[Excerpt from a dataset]
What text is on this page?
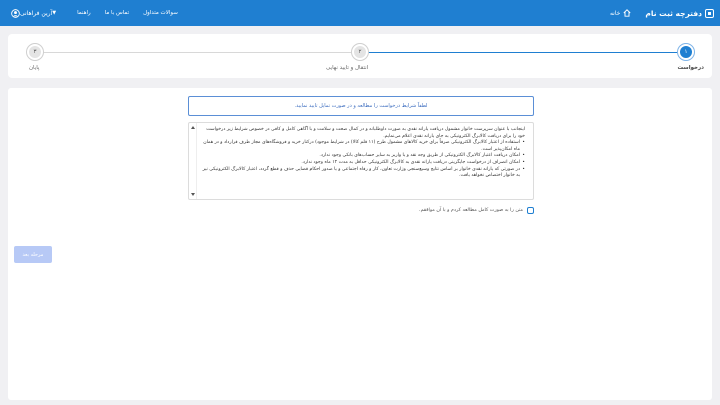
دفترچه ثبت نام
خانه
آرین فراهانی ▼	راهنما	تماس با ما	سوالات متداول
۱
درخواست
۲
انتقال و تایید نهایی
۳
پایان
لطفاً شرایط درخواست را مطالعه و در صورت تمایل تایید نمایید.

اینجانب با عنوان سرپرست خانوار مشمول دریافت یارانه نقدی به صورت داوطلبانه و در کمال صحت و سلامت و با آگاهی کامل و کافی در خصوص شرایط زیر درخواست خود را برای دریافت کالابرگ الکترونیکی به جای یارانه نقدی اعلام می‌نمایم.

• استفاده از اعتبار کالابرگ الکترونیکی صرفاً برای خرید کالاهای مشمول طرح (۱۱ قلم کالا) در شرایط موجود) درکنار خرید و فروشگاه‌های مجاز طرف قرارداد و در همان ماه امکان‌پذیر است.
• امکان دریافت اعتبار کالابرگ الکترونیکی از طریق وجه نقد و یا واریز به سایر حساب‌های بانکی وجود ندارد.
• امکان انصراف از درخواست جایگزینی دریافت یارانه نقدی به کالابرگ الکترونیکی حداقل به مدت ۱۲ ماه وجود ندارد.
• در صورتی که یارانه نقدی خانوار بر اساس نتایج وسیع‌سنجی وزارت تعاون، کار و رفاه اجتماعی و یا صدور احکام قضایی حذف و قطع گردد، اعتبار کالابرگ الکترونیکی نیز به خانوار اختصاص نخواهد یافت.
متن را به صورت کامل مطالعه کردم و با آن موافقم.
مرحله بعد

==

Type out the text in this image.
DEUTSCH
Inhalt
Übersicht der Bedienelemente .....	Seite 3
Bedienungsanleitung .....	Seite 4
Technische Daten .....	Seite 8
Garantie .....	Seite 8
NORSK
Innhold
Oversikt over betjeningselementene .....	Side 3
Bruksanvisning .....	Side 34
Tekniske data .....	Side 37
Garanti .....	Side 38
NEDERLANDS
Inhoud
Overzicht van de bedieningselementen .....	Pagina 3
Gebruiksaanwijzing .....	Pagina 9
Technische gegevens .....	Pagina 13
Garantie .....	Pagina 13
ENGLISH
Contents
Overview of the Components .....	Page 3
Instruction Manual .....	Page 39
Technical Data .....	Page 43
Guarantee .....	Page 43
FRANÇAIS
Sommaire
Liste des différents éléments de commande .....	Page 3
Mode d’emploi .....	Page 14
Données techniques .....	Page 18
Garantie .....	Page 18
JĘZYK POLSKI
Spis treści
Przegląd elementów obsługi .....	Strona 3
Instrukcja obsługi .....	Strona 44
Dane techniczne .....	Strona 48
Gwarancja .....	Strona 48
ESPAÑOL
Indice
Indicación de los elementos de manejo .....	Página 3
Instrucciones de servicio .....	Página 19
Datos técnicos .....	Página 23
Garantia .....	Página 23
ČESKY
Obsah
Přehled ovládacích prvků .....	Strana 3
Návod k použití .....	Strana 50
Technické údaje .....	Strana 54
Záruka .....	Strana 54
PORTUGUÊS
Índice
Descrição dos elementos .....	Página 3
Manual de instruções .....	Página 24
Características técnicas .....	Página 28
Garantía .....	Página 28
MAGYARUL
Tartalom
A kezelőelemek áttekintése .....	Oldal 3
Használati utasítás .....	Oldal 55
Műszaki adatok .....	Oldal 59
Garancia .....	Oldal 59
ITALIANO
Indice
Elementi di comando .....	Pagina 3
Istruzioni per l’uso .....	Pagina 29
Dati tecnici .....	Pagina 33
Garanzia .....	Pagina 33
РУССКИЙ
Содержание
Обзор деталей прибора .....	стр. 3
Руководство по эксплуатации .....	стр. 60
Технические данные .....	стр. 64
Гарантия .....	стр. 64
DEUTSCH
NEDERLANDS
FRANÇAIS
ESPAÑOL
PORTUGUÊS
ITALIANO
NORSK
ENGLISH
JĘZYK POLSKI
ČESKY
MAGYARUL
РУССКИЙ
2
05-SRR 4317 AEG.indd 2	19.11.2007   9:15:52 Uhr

...

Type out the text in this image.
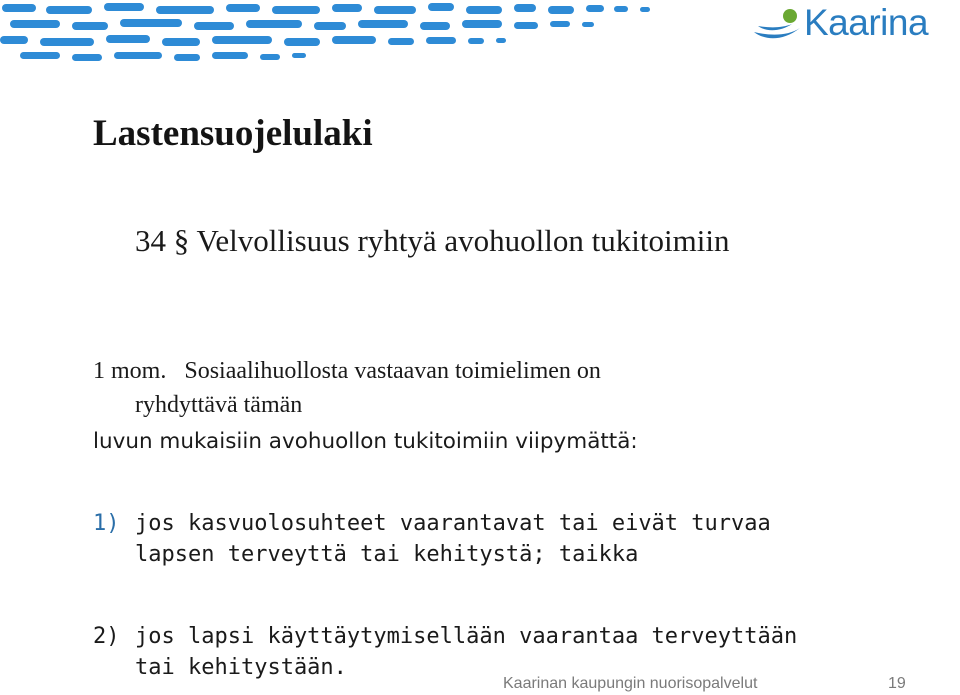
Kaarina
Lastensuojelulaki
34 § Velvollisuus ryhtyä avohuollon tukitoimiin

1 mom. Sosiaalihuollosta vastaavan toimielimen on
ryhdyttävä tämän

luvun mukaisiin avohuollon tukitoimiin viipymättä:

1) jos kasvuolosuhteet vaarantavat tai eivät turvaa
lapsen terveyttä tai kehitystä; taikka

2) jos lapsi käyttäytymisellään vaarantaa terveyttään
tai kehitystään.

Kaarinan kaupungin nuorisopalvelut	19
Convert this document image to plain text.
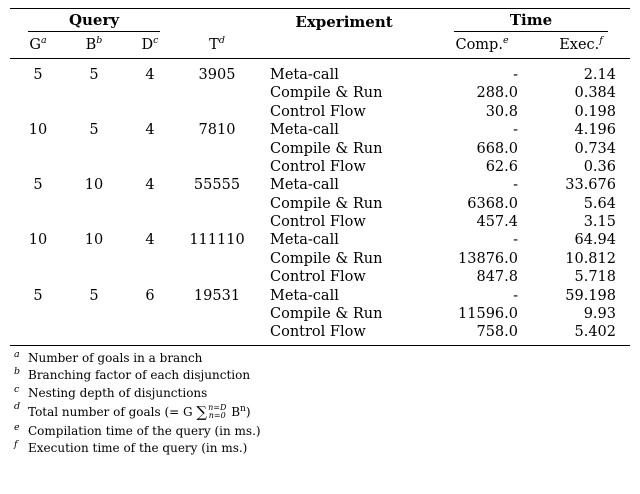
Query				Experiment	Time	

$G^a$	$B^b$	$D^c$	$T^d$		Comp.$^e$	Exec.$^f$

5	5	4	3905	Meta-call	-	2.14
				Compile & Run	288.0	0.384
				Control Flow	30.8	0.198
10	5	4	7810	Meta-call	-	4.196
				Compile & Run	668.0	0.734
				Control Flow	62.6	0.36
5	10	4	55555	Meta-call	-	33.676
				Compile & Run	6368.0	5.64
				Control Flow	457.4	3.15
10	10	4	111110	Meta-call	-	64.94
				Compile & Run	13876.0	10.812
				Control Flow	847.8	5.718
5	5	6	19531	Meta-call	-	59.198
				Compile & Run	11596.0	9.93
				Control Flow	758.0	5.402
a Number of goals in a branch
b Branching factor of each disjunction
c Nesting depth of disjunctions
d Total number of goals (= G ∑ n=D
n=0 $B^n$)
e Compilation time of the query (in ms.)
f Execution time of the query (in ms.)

YOUR GOAL:
State how many lines of the listing include the word "Control". Reply with the number alone.

RESULT FOR THIS TASK:
5